◆ Objective: Nothing in the records may be left out or altered; reproduce them all exactly.

◆ Excerpted data:
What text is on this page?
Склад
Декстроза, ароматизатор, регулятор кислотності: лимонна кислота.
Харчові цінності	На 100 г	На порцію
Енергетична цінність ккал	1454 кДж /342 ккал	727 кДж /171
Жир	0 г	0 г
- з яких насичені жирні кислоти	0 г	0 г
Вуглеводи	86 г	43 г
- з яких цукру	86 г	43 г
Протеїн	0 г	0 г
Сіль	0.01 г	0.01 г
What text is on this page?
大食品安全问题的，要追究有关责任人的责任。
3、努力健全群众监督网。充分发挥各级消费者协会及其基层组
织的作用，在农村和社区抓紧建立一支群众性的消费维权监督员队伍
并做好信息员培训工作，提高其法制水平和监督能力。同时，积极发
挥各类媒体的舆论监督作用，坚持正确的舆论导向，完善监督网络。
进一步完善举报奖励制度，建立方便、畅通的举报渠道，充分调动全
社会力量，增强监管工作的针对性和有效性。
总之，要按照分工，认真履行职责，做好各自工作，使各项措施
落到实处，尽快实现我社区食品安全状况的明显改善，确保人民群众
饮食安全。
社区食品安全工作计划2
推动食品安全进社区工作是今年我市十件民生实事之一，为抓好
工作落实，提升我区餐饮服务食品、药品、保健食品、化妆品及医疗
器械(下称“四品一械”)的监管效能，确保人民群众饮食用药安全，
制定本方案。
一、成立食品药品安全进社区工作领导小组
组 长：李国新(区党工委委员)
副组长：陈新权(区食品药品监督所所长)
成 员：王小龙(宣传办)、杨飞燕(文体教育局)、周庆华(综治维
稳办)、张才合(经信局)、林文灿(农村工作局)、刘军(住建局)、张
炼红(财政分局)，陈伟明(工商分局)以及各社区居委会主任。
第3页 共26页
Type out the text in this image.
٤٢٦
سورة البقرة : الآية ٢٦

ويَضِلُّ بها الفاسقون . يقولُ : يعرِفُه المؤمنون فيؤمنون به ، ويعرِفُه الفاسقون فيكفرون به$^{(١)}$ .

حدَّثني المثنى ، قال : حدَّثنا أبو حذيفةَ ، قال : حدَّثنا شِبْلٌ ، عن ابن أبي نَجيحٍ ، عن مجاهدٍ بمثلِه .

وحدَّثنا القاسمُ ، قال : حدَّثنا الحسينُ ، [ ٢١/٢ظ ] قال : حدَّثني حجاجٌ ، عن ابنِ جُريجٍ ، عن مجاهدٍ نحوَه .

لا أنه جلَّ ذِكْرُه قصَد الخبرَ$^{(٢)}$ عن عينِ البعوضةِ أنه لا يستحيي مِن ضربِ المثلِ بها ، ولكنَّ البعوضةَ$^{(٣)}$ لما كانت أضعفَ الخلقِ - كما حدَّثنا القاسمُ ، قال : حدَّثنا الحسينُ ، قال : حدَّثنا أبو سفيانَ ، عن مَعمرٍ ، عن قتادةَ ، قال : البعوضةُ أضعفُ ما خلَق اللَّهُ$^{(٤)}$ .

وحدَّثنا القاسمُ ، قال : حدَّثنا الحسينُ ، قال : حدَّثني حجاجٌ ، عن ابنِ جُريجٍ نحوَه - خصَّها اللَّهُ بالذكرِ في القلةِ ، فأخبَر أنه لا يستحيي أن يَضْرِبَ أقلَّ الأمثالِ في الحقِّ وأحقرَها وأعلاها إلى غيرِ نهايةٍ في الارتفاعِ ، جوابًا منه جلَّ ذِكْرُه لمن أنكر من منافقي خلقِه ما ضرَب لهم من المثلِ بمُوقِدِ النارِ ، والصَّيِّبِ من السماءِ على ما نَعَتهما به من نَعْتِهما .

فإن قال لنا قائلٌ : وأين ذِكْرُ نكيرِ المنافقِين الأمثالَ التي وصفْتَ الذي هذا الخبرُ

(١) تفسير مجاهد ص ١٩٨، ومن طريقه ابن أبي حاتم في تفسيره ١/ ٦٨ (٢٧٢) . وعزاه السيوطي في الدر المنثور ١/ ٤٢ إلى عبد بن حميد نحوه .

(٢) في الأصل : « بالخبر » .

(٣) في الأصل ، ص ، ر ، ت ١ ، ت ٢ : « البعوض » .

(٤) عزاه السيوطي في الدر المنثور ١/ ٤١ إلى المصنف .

◆ Answer for this exercise:
What text is on this page?
Склад
Декстроза, ароматизатор, регулятор кислотності: лимонна кислота.
Харчові цінності	На 100 г	На порцію
Енергетична цінність ккал	1454 кДж /342 ккал	727 кДж /171
Жир	0 г	0 г
- з яких насичені жирні кислоти	0 г	0 г
Вуглеводи	86 г	43 г
- з яких цукру	86 г	43 г
Протеїн	0 г	0 г
Сіль	0.01 г	0.01 г
What text is on this page?
大食品安全问题的，要追究有关责任人的责任。
3、努力健全群众监督网。充分发挥各级消费者协会及其基层组
织的作用，在农村和社区抓紧建立一支群众性的消费维权监督员队伍
并做好信息员培训工作，提高其法制水平和监督能力。同时，积极发
挥各类媒体的舆论监督作用，坚持正确的舆论导向，完善监督网络。
进一步完善举报奖励制度，建立方便、畅通的举报渠道，充分调动全
社会力量，增强监管工作的针对性和有效性。
总之，要按照分工，认真履行职责，做好各自工作，使各项措施
落到实处，尽快实现我社区食品安全状况的明显改善，确保人民群众
饮食安全。
社区食品安全工作计划2
推动食品安全进社区工作是今年我市十件民生实事之一，为抓好
工作落实，提升我区餐饮服务食品、药品、保健食品、化妆品及医疗
器械(下称“四品一械”)的监管效能，确保人民群众饮食用药安全，
制定本方案。
一、成立食品药品安全进社区工作领导小组
组 长：李国新(区党工委委员)
副组长：陈新权(区食品药品监督所所长)
成 员：王小龙(宣传办)、杨飞燕(文体教育局)、周庆华(综治维
稳办)、张才合(经信局)、林文灿(农村工作局)、刘军(住建局)、张
炼红(财政分局)，陈伟明(工商分局)以及各社区居委会主任。
第3页 共26页
Type out the text in this image.
٤٢٦
سورة البقرة : الآية ٢٦

ويَضِلُّ بها الفاسقون . يقولُ : يعرِفُه المؤمنون فيؤمنون به ، ويعرِفُه الفاسقون فيكفرون به$^{(١)}$ .

حدَّثني المثنى ، قال : حدَّثنا أبو حذيفةَ ، قال : حدَّثنا شِبْلٌ ، عن ابن أبي نَجيحٍ ، عن مجاهدٍ بمثلِه .

وحدَّثنا القاسمُ ، قال : حدَّثنا الحسينُ ، [ ٢١/٢ظ ] قال : حدَّثني حجاجٌ ، عن ابنِ جُريجٍ ، عن مجاهدٍ نحوَه .

لا أنه جلَّ ذِكْرُه قصَد الخبرَ$^{(٢)}$ عن عينِ البعوضةِ أنه لا يستحيي مِن ضربِ المثلِ بها ، ولكنَّ البعوضةَ$^{(٣)}$ لما كانت أضعفَ الخلقِ - كما حدَّثنا القاسمُ ، قال : حدَّثنا الحسينُ ، قال : حدَّثنا أبو سفيانَ ، عن مَعمرٍ ، عن قتادةَ ، قال : البعوضةُ أضعفُ ما خلَق اللَّهُ$^{(٤)}$ .

وحدَّثنا القاسمُ ، قال : حدَّثنا الحسينُ ، قال : حدَّثني حجاجٌ ، عن ابنِ جُريجٍ نحوَه - خصَّها اللَّهُ بالذكرِ في القلةِ ، فأخبَر أنه لا يستحيي أن يَضْرِبَ أقلَّ الأمثالِ في الحقِّ وأحقرَها وأعلاها إلى غيرِ نهايةٍ في الارتفاعِ ، جوابًا منه جلَّ ذِكْرُه لمن أنكر من منافقي خلقِه ما ضرَب لهم من المثلِ بمُوقِدِ النارِ ، والصَّيِّبِ من السماءِ على ما نَعَتهما به من نَعْتِهما .

فإن قال لنا قائلٌ : وأين ذِكْرُ نكيرِ المنافقِين الأمثالَ التي وصفْتَ الذي هذا الخبرُ

(١) تفسير مجاهد ص ١٩٨، ومن طريقه ابن أبي حاتم في تفسيره ١/ ٦٨ (٢٧٢) . وعزاه السيوطي في الدر المنثور ١/ ٤٢ إلى عبد بن حميد نحوه .

(٢) في الأصل : « بالخبر » .

(٣) في الأصل ، ص ، ر ، ت ١ ، ت ٢ : « البعوض » .

(٤) عزاه السيوطي في الدر المنثور ١/ ٤١ إلى المصنف .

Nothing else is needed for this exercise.